Given task:
Scan the data for "image" and copy the lines it appears in.
--- Begin ---
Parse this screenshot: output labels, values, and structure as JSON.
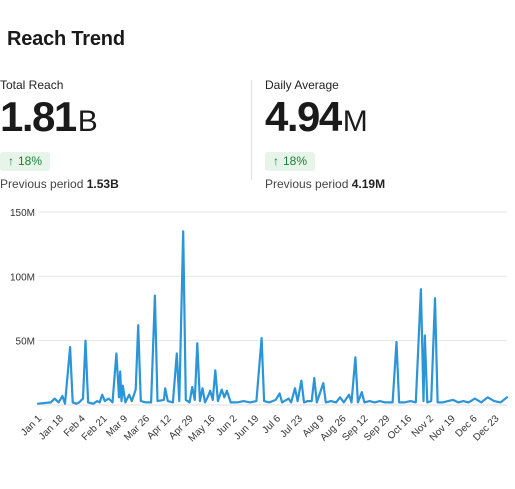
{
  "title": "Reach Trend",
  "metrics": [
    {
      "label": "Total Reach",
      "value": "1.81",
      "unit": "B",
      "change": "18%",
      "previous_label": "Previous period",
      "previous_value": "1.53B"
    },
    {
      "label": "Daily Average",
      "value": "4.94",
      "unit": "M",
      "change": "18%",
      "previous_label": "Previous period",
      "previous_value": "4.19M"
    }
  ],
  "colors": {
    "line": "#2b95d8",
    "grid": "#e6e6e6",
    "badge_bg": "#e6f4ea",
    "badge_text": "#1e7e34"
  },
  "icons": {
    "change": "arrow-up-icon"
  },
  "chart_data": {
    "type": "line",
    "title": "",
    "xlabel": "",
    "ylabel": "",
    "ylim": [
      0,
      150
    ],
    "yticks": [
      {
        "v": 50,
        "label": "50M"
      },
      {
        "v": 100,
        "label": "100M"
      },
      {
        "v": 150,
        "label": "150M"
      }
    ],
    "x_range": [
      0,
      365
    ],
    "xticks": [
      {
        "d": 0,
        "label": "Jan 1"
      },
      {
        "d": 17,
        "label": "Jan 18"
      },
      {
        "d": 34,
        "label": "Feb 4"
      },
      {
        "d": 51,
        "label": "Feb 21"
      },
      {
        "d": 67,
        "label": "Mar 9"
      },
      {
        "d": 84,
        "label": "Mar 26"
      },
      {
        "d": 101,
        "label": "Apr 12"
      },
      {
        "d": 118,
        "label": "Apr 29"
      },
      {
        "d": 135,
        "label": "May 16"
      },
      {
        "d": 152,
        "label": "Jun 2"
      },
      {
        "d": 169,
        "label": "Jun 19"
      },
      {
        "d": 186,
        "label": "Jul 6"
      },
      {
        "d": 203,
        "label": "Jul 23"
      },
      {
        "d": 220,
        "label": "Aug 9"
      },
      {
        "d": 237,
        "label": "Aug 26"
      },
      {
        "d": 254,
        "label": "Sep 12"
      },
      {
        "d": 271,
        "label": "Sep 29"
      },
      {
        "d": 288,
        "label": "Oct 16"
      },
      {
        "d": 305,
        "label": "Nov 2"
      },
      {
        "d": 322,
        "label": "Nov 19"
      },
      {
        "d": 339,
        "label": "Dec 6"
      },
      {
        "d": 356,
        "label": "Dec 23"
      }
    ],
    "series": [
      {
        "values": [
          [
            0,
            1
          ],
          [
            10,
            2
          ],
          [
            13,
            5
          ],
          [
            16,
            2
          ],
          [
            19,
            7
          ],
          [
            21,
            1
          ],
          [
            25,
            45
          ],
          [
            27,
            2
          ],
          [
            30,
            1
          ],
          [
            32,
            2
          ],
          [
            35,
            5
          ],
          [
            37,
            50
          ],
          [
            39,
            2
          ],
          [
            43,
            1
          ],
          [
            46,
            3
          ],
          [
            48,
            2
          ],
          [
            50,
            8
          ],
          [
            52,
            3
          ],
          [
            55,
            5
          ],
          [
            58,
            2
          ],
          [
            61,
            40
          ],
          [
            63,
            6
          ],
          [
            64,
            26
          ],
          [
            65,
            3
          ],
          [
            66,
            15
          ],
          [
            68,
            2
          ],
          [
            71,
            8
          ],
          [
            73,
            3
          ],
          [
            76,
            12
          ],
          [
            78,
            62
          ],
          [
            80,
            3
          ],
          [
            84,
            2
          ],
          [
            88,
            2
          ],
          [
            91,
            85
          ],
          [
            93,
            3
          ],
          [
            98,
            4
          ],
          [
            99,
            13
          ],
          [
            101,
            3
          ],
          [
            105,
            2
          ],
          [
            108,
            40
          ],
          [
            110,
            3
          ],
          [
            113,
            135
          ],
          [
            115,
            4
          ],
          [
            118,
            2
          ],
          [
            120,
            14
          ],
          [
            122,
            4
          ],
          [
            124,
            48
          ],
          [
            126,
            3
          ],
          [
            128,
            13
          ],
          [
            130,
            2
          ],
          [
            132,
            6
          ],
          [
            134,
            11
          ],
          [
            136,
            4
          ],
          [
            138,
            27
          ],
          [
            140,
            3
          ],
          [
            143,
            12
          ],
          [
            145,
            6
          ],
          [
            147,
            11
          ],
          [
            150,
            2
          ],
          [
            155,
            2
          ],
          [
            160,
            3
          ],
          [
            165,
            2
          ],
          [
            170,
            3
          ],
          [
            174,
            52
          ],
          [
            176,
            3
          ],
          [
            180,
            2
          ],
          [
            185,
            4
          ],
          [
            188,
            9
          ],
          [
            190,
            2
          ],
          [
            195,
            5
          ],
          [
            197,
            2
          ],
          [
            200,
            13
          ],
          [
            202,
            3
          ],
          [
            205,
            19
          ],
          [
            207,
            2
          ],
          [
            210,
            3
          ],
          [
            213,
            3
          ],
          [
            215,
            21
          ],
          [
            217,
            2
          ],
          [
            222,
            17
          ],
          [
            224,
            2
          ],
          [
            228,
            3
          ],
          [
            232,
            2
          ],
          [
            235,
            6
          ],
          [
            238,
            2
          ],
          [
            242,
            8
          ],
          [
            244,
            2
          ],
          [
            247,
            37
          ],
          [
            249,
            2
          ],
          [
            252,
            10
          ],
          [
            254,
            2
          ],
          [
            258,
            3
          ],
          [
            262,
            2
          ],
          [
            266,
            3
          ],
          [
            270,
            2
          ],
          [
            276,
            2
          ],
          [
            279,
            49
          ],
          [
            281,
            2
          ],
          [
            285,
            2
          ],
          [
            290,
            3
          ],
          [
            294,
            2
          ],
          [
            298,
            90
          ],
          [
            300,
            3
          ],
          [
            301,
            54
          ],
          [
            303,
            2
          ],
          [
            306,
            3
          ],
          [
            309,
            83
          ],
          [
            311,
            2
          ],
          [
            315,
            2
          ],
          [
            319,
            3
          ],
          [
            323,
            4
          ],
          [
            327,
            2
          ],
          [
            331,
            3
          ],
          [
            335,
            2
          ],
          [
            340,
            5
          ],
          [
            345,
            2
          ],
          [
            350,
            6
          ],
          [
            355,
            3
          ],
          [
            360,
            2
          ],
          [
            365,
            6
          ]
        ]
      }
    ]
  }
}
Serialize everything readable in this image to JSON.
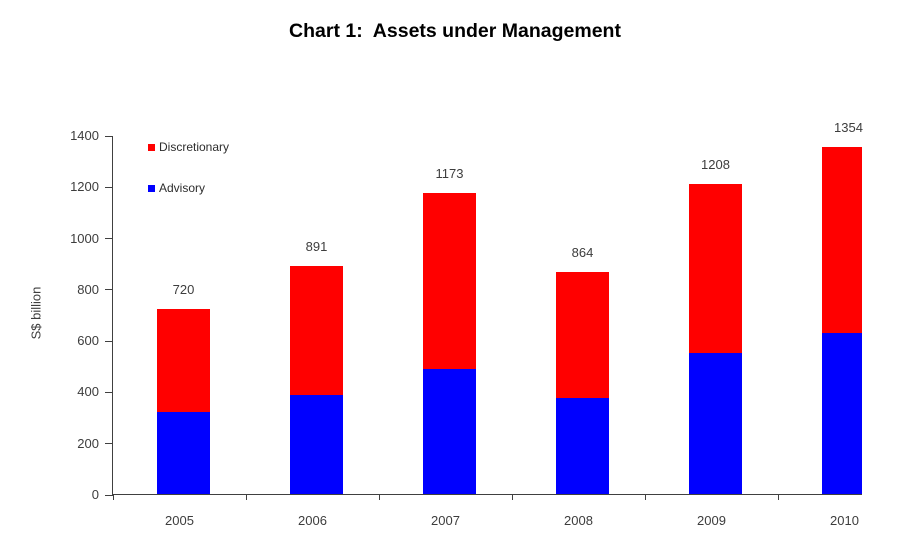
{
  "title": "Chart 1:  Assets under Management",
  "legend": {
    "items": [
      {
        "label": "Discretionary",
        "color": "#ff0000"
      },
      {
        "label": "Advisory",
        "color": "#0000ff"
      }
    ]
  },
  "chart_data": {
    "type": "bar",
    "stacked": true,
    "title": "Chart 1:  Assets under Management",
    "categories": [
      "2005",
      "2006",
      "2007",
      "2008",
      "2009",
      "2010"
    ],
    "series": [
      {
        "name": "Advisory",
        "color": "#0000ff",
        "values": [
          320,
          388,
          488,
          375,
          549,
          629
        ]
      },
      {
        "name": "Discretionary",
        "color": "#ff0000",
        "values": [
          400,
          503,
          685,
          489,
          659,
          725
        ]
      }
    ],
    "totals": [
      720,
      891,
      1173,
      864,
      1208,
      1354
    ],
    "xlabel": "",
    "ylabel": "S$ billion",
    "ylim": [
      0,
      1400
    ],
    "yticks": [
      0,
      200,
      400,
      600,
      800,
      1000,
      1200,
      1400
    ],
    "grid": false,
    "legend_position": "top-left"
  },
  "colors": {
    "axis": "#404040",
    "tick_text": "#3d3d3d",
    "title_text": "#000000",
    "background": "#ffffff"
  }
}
--- End ---
--- Begin ---
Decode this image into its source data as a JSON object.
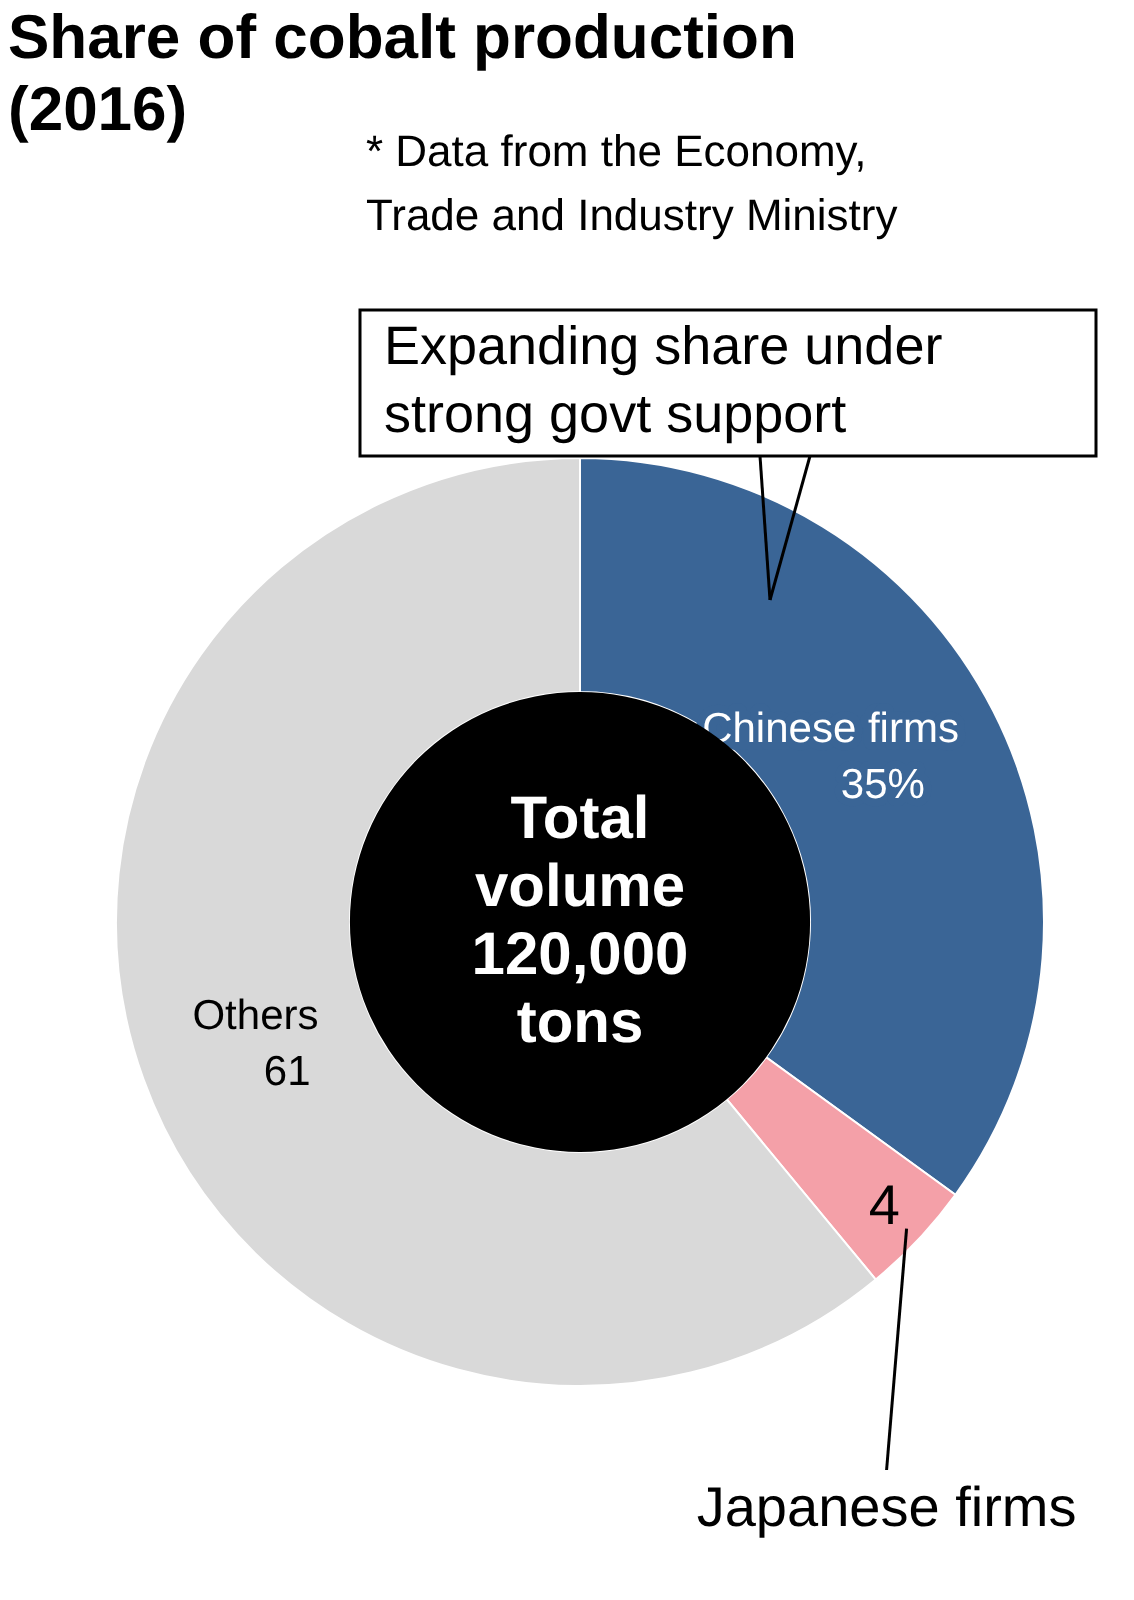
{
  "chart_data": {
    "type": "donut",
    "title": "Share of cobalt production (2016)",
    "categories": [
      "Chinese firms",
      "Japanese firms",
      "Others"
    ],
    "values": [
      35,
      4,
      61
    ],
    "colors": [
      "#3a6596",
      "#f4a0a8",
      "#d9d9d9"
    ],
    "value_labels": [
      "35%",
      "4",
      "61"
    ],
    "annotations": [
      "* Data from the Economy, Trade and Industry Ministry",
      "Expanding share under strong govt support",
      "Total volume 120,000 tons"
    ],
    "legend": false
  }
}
--- End ---
Written answer:
Serialize everything readable in this image to JSON.
Decode this image into its source data as a JSON object.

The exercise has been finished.